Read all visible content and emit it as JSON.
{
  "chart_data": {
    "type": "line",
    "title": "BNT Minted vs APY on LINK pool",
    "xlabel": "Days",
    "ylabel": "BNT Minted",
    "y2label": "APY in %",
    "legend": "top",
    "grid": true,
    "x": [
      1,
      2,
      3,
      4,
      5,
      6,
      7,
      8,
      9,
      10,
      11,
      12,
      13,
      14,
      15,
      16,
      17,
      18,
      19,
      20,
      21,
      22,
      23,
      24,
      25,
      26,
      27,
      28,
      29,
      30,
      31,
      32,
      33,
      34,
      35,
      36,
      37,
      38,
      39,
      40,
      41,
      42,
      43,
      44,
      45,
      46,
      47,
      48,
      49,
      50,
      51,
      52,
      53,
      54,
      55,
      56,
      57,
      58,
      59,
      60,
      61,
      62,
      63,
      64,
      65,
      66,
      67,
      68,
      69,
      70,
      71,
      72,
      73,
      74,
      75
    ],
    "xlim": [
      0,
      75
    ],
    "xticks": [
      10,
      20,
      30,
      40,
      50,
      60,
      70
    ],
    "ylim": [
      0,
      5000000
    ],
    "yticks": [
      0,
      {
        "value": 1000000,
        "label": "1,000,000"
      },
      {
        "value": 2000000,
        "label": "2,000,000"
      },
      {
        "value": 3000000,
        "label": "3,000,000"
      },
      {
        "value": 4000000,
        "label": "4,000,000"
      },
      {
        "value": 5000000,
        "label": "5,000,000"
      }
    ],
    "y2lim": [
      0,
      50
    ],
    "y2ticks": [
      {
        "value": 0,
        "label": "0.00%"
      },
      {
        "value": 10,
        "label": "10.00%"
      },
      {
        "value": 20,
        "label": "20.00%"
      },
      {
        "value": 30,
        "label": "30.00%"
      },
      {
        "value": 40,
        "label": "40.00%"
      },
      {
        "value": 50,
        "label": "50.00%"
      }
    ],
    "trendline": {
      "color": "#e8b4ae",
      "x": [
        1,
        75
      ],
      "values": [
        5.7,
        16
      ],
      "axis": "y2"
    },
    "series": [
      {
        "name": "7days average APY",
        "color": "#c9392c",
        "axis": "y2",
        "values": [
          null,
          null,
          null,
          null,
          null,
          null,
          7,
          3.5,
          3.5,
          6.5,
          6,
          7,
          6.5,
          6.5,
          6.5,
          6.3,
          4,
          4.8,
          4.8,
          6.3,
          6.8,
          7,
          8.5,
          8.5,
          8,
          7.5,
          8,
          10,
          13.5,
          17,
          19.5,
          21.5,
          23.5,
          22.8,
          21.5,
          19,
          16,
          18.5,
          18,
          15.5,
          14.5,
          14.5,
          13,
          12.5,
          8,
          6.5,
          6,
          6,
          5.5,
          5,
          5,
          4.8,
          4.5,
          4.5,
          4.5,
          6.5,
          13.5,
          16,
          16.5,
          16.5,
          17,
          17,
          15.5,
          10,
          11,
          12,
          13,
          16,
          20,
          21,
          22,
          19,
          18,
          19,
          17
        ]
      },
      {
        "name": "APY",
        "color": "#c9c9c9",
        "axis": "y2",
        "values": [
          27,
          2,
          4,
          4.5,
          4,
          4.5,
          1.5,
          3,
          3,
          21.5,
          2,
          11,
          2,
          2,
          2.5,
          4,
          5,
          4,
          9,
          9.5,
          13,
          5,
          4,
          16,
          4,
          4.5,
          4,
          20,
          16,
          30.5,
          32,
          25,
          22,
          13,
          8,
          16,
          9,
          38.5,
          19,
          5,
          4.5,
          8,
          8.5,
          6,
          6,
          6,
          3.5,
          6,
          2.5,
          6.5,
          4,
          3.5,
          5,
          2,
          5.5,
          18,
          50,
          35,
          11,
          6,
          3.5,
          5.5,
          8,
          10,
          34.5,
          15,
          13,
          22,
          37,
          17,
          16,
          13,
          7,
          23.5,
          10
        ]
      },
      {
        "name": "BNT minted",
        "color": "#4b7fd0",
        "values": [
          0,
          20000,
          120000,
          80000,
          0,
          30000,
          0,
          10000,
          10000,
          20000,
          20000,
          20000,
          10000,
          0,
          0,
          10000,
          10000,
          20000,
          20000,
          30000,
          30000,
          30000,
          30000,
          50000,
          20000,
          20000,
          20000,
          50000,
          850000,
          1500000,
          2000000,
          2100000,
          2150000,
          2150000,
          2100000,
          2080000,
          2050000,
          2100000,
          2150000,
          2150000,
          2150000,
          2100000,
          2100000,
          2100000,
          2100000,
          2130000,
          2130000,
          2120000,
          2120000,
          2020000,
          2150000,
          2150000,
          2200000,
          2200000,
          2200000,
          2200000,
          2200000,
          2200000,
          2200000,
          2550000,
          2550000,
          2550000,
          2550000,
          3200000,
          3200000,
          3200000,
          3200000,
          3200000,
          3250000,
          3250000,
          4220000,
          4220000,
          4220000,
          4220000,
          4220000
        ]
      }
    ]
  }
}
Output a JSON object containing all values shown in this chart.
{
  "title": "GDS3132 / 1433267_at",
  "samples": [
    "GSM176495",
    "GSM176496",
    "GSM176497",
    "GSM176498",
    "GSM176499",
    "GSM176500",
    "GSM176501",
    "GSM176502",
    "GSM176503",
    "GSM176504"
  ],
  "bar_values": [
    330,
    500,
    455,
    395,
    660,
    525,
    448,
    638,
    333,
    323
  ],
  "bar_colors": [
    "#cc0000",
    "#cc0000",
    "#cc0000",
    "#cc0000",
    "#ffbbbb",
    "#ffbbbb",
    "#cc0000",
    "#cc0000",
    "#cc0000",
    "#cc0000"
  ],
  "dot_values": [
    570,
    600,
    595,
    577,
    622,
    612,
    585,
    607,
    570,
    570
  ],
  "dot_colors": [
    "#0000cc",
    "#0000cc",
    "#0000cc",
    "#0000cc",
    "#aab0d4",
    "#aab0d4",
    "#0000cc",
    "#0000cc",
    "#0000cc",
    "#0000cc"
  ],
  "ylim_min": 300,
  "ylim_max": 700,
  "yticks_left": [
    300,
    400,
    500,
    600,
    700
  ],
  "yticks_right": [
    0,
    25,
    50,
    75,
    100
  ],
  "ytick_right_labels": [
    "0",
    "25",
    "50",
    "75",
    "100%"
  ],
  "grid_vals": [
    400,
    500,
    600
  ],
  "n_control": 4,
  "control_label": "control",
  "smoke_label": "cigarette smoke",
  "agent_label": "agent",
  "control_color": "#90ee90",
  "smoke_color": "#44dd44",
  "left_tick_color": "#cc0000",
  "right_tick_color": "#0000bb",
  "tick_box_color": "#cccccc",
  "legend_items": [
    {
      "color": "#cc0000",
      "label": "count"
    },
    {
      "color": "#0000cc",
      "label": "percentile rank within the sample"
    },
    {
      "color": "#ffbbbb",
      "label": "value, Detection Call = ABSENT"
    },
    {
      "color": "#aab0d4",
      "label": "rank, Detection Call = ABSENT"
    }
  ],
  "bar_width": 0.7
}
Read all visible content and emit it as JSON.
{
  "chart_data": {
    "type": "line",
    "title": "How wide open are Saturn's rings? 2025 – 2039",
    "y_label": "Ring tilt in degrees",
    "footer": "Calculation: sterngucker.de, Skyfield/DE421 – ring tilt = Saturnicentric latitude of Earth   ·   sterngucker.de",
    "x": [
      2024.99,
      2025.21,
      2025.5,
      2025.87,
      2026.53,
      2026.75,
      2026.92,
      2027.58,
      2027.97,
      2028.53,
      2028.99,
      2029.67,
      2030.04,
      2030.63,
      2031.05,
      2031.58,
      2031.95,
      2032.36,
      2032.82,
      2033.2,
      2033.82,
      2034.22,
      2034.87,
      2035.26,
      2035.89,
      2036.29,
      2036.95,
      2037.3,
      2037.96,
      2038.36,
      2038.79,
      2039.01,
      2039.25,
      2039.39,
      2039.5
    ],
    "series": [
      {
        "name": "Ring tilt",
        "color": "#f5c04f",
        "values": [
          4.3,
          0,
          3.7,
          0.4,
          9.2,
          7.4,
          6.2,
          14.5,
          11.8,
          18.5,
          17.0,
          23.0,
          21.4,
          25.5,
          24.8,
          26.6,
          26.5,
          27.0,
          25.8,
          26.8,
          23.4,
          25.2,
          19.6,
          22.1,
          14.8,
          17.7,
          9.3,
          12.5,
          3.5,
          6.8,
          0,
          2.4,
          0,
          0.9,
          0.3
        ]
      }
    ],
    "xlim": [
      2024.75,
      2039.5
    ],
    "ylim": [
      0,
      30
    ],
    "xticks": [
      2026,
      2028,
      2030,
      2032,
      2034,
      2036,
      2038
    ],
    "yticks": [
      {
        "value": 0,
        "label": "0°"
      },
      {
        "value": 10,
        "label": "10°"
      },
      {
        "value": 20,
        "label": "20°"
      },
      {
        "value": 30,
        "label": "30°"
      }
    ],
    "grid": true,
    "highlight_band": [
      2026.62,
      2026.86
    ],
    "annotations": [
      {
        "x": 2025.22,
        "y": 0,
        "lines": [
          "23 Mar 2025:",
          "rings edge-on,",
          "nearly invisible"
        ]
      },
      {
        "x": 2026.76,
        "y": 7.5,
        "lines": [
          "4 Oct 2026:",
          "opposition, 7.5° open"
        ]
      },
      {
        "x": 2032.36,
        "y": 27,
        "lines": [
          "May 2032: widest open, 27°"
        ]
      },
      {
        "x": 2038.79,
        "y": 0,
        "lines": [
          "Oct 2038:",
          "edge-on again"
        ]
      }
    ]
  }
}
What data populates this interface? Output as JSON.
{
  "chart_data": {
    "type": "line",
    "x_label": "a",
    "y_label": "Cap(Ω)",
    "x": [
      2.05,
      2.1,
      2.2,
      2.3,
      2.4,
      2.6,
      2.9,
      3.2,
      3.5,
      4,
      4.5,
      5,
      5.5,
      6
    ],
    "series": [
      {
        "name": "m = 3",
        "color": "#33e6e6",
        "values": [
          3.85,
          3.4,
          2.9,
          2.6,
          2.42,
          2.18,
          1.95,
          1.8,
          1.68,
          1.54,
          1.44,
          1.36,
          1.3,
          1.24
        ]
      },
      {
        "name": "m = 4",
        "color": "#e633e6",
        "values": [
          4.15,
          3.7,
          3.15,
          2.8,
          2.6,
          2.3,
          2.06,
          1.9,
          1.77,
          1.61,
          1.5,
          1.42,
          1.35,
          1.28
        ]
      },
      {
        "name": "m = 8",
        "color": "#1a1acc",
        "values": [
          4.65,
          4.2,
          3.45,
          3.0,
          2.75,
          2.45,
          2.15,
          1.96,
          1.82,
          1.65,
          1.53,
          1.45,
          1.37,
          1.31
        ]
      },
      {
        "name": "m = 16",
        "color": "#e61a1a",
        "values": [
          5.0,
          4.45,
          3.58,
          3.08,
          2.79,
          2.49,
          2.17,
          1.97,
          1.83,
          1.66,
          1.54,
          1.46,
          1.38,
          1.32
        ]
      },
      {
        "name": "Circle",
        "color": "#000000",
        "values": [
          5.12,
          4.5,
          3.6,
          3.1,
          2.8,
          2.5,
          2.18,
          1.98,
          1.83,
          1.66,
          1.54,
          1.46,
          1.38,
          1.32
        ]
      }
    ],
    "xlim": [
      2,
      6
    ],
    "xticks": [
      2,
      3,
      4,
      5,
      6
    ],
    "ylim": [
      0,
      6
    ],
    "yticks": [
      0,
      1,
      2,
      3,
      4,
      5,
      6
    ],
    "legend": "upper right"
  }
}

---+---

What is required:
Find the lines above that contain the word "title" and collect them.

Solved exercise:
    "title": "BNT Minted vs APY on LINK pool",
  "title": "GDS3132 / 1433267_at",
    "title": "How wide open are Saturn's rings? 2025 – 2039",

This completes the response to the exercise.